WHAT TO DO = Extract every line from the first one through the line that contains "temperature-point <box>454 276 462 284</box>", and reproduce each one character for character.

"""

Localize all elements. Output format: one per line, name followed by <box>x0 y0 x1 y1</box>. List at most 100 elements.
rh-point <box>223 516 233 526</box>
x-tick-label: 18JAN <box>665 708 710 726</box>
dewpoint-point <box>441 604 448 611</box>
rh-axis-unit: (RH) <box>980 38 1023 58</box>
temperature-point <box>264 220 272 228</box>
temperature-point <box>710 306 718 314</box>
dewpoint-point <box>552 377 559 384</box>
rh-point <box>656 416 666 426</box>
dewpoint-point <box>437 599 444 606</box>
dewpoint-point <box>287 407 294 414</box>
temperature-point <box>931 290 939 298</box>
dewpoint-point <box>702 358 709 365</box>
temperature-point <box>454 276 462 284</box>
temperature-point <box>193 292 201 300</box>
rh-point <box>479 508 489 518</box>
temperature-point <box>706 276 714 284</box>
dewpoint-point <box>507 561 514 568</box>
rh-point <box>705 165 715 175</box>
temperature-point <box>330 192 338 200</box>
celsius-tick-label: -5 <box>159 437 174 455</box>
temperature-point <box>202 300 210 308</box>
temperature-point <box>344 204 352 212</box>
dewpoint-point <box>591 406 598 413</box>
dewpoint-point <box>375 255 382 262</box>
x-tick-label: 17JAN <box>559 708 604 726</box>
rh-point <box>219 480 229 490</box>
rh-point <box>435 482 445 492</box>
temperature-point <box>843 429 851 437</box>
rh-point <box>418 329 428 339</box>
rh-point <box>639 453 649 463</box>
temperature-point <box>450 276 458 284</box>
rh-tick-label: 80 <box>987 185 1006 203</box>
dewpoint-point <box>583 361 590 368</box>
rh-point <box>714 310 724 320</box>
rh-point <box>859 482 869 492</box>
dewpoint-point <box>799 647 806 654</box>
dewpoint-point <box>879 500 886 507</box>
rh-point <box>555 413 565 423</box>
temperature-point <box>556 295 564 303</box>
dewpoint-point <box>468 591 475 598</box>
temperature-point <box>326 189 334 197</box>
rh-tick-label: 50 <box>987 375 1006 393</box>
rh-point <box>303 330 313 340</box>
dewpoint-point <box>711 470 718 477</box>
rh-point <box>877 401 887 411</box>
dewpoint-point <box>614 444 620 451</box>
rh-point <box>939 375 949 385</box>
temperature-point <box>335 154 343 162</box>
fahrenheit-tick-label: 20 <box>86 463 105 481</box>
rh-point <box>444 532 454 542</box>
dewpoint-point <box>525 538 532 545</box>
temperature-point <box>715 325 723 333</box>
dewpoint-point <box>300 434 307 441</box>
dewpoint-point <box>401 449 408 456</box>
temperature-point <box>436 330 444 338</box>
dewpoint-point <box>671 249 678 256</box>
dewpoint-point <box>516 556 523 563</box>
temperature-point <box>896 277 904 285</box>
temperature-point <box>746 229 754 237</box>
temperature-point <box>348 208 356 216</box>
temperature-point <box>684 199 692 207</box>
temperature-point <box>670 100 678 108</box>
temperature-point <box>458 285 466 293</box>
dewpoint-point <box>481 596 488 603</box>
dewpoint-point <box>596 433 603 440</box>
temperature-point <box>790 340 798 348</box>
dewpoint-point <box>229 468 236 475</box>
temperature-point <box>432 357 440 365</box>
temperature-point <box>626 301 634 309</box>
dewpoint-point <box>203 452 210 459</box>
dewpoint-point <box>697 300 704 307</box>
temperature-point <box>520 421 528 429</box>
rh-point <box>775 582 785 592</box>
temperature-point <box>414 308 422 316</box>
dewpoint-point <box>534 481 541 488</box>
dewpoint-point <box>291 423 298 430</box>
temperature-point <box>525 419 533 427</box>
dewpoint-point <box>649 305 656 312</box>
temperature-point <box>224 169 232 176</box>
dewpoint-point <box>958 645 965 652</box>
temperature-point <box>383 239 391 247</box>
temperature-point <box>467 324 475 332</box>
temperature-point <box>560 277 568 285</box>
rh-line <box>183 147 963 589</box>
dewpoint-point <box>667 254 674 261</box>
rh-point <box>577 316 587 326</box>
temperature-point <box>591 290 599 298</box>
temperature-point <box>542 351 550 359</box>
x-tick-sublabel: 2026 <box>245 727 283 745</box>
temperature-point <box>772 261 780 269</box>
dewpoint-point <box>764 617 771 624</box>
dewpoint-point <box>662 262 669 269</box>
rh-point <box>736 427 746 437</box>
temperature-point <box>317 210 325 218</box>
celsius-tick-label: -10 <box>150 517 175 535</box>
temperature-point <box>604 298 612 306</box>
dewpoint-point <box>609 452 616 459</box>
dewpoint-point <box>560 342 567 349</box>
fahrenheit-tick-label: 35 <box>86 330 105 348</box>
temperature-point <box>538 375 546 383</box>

"""

SOLUTION =
Localize all elements. Output format: one per line, name followed by <box>x0 y0 x1 y1</box>. List at most 100 elements.
rh-point <box>223 516 233 526</box>
x-tick-label: 18JAN <box>665 708 710 726</box>
dewpoint-point <box>441 604 448 611</box>
rh-axis-unit: (RH) <box>980 38 1023 58</box>
temperature-point <box>264 220 272 228</box>
temperature-point <box>710 306 718 314</box>
dewpoint-point <box>552 377 559 384</box>
rh-point <box>656 416 666 426</box>
dewpoint-point <box>437 599 444 606</box>
dewpoint-point <box>287 407 294 414</box>
temperature-point <box>931 290 939 298</box>
dewpoint-point <box>702 358 709 365</box>
temperature-point <box>454 276 462 284</box>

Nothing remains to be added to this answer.